Pick every line from the data that holds the word "Descubre".

INFORMATION SHOWN →
========

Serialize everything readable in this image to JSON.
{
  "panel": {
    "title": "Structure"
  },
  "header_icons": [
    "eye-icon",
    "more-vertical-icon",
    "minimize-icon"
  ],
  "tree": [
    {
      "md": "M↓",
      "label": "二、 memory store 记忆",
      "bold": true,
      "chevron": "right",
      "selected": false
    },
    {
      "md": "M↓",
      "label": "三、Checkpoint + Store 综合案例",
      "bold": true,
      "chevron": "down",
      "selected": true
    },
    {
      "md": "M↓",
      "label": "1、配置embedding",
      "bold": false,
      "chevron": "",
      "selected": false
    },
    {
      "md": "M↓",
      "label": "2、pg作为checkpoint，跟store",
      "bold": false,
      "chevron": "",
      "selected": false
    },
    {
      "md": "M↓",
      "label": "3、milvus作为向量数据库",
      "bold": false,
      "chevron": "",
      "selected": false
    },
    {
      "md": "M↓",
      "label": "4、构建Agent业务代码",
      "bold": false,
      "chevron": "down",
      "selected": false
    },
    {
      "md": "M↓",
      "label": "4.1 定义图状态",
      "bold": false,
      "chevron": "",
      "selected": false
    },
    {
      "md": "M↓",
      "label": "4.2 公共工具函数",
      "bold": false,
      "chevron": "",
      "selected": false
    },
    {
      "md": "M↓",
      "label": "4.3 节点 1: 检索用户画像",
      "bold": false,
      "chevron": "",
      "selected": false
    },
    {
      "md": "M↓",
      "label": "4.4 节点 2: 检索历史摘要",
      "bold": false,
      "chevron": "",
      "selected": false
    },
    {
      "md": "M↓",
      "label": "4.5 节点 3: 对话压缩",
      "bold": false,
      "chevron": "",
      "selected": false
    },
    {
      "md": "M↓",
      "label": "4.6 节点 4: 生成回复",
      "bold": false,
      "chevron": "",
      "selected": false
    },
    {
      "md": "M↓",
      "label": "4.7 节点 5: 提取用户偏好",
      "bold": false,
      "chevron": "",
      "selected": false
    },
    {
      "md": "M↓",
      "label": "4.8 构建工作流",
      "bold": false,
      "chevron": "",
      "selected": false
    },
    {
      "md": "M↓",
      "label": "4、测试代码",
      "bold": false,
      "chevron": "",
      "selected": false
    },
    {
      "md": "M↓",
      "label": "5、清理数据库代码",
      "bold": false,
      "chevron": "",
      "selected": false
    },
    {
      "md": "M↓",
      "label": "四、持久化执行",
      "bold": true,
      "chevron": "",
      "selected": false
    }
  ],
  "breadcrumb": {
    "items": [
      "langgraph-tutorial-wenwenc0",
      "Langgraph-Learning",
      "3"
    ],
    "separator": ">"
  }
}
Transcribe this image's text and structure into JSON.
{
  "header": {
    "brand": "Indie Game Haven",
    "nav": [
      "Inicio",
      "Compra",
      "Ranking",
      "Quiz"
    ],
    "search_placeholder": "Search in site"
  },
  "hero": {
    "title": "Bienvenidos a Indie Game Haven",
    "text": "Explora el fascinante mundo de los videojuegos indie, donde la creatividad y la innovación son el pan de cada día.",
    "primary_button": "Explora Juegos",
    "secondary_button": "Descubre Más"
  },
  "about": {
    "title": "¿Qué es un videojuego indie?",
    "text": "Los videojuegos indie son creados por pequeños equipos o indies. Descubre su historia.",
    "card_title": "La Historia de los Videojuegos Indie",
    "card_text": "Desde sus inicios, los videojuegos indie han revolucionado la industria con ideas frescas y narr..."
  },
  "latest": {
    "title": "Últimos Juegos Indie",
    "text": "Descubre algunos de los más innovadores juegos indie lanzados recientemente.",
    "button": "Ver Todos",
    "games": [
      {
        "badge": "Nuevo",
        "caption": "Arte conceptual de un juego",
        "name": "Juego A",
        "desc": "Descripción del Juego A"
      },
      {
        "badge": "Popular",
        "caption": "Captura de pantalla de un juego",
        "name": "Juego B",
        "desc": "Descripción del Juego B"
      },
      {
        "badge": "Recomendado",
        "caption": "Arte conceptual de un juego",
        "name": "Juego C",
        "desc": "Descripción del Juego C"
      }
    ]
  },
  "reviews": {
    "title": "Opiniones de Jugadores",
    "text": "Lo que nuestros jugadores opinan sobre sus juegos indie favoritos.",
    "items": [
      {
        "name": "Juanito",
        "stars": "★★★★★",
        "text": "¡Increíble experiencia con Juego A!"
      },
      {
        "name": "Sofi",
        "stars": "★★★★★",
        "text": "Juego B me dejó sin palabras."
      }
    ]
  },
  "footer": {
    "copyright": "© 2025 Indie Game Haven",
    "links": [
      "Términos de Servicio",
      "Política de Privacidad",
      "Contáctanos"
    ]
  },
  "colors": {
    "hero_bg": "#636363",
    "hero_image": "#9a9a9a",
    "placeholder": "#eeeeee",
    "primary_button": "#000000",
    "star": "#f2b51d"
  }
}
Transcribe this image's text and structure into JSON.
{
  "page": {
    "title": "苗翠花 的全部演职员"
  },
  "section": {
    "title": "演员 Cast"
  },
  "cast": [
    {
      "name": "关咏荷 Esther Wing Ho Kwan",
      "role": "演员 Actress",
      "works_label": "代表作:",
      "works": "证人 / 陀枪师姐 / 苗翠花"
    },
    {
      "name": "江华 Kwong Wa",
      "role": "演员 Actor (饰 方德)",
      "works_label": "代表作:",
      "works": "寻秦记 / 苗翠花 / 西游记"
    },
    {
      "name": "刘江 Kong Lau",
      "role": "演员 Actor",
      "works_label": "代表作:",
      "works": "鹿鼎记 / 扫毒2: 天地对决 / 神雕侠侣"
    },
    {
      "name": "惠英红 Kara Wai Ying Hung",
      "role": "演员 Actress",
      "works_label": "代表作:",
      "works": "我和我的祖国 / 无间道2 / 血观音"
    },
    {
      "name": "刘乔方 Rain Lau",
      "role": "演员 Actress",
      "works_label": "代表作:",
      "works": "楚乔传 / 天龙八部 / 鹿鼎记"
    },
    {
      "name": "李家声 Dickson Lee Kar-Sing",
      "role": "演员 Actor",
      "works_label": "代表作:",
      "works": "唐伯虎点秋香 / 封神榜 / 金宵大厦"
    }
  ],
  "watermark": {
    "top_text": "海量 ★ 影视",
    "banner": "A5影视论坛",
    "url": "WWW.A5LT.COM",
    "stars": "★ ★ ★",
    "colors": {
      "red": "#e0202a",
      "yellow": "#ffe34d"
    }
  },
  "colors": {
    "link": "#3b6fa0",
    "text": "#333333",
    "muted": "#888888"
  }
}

========

ANSWER BELOW →
    "secondary_button": "Descubre Más"
    "text": "Los videojuegos indie son creados por pequeños equipos o indies. Descubre su historia.",
    "text": "Descubre algunos de los más innovadores juegos indie lanzados recientemente.",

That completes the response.